━━ Material to process ━━
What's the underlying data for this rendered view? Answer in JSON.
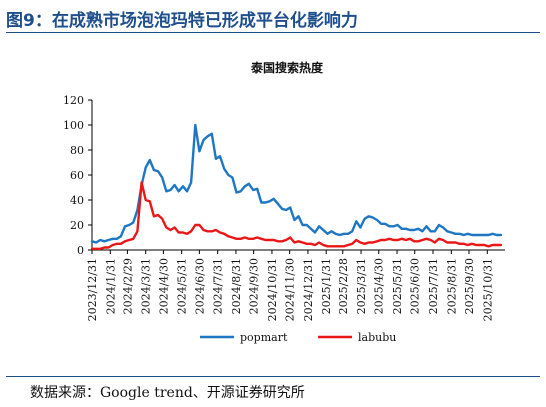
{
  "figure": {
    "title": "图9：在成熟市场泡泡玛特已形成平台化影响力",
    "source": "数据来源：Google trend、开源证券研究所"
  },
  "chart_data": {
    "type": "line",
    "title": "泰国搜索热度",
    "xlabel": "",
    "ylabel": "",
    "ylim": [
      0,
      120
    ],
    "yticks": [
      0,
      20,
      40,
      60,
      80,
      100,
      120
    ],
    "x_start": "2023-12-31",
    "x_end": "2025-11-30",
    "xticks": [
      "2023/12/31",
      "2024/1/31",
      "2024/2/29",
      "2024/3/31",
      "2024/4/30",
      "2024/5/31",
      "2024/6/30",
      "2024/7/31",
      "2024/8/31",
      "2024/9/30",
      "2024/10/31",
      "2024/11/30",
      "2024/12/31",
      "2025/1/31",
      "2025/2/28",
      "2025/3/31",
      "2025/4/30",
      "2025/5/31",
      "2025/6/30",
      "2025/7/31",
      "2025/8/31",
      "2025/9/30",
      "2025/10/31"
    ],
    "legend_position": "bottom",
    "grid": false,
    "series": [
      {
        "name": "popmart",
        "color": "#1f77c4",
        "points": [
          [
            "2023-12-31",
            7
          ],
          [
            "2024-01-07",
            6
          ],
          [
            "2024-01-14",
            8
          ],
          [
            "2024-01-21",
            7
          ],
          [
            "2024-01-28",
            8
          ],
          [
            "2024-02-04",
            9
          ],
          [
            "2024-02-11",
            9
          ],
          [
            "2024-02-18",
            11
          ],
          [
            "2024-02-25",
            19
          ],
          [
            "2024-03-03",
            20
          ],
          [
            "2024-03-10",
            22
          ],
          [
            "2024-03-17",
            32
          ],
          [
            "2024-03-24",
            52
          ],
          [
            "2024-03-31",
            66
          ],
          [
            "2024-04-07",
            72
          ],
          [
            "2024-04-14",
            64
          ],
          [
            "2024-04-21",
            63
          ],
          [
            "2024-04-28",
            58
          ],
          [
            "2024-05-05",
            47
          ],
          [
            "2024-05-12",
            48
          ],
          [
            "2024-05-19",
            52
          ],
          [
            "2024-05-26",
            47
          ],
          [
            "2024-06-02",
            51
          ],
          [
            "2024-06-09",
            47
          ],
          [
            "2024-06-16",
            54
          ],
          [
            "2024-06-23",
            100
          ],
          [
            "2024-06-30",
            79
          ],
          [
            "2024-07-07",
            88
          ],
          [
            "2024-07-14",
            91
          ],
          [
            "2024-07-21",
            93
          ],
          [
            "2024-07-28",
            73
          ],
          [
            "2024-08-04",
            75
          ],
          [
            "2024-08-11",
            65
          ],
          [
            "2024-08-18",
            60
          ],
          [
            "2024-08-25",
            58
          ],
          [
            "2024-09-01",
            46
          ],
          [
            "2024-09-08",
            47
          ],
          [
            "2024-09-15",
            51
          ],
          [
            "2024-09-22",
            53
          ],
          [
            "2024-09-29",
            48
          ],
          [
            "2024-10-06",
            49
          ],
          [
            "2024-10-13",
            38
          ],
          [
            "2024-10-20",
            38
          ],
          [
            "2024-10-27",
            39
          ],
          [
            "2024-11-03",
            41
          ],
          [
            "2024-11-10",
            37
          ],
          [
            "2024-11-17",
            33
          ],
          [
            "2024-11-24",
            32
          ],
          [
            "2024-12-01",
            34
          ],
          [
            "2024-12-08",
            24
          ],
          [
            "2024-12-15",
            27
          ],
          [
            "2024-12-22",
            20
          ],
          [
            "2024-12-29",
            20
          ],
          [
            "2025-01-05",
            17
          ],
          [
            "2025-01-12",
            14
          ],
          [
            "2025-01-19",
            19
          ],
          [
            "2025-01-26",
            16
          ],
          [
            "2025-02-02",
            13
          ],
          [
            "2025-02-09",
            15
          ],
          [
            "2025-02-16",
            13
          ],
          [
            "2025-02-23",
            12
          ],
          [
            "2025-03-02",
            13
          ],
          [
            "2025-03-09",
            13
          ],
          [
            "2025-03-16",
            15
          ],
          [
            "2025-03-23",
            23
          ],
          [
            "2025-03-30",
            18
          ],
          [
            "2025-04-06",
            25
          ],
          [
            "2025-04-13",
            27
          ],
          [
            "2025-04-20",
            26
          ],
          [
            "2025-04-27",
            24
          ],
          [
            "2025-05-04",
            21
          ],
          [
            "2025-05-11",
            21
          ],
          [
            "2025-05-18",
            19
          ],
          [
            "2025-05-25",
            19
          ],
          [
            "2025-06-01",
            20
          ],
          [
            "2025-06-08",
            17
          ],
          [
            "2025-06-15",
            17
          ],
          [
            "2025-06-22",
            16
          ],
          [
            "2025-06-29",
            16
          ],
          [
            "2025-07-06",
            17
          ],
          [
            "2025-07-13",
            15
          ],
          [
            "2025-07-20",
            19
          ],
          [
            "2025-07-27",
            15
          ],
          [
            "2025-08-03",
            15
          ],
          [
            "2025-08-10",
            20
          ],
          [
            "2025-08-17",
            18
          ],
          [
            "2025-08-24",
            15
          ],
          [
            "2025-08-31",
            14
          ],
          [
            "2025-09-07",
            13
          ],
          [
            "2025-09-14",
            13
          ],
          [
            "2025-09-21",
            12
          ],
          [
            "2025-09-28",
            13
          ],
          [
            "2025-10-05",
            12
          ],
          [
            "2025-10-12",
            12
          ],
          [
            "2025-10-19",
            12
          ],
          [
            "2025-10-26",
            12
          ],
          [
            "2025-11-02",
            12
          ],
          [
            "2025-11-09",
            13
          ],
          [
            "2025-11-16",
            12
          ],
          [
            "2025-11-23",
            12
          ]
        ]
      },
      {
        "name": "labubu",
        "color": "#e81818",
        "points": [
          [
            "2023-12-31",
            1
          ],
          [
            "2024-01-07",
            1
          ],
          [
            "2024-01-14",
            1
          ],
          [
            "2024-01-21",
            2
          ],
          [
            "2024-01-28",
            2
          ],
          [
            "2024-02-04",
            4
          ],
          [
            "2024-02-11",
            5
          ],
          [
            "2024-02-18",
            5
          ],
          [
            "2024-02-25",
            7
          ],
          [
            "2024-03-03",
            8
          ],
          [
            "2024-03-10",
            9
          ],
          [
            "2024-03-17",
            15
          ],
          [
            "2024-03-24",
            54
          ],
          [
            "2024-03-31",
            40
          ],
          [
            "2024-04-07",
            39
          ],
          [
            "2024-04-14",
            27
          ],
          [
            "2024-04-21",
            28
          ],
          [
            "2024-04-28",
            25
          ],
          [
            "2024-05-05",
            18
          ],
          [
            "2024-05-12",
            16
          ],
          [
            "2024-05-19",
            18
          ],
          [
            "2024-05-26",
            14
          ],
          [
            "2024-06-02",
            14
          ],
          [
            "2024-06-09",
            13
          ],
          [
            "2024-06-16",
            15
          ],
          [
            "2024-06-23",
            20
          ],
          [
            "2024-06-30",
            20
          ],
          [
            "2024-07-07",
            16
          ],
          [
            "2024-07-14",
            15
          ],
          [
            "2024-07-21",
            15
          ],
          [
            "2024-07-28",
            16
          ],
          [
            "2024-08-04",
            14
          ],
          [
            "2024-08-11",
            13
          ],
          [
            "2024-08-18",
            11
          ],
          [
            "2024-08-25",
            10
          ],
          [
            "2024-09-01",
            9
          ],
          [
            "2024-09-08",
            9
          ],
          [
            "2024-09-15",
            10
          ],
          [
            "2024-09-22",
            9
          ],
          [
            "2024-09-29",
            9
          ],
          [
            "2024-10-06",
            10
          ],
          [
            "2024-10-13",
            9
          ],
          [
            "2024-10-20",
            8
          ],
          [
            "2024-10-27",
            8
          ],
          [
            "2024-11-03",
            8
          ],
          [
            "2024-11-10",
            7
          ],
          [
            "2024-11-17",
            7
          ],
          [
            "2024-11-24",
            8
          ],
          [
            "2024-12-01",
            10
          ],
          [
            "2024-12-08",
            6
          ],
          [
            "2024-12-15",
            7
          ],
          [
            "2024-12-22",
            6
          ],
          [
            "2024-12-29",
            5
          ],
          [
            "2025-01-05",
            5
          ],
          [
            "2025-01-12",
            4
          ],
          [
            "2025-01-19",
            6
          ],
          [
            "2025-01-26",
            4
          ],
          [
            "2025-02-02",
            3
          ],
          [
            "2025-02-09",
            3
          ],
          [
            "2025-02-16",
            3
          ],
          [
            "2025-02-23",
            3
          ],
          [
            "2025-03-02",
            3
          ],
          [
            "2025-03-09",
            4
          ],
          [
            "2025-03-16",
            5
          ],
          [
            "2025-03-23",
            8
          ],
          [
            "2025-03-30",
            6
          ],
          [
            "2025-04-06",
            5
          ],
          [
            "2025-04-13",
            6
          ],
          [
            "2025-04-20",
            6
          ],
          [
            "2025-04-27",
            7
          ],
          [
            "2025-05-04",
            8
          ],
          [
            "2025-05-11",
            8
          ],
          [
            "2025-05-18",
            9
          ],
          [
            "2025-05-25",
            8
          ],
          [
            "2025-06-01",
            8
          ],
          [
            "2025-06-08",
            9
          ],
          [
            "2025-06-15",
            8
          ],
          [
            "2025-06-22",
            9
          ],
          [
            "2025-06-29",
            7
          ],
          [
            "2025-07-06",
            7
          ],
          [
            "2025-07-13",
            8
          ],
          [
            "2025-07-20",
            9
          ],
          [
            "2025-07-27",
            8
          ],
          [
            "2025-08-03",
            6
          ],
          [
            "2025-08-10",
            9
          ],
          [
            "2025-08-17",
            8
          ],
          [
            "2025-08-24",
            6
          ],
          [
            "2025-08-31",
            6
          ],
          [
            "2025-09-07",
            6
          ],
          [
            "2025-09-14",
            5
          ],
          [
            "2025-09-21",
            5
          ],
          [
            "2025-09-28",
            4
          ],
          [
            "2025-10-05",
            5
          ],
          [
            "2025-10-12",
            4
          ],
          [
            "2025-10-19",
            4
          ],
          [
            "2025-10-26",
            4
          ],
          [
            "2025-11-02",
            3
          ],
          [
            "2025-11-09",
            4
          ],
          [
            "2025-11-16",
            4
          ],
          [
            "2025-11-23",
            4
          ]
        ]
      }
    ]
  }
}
━━━
- [Your objective]
Copy every line from the entries that contains the word "title".

- [Response to the exercise]
    "title": "图9：在成熟市场泡泡玛特已形成平台化影响力",
    "title": "泰国搜索热度",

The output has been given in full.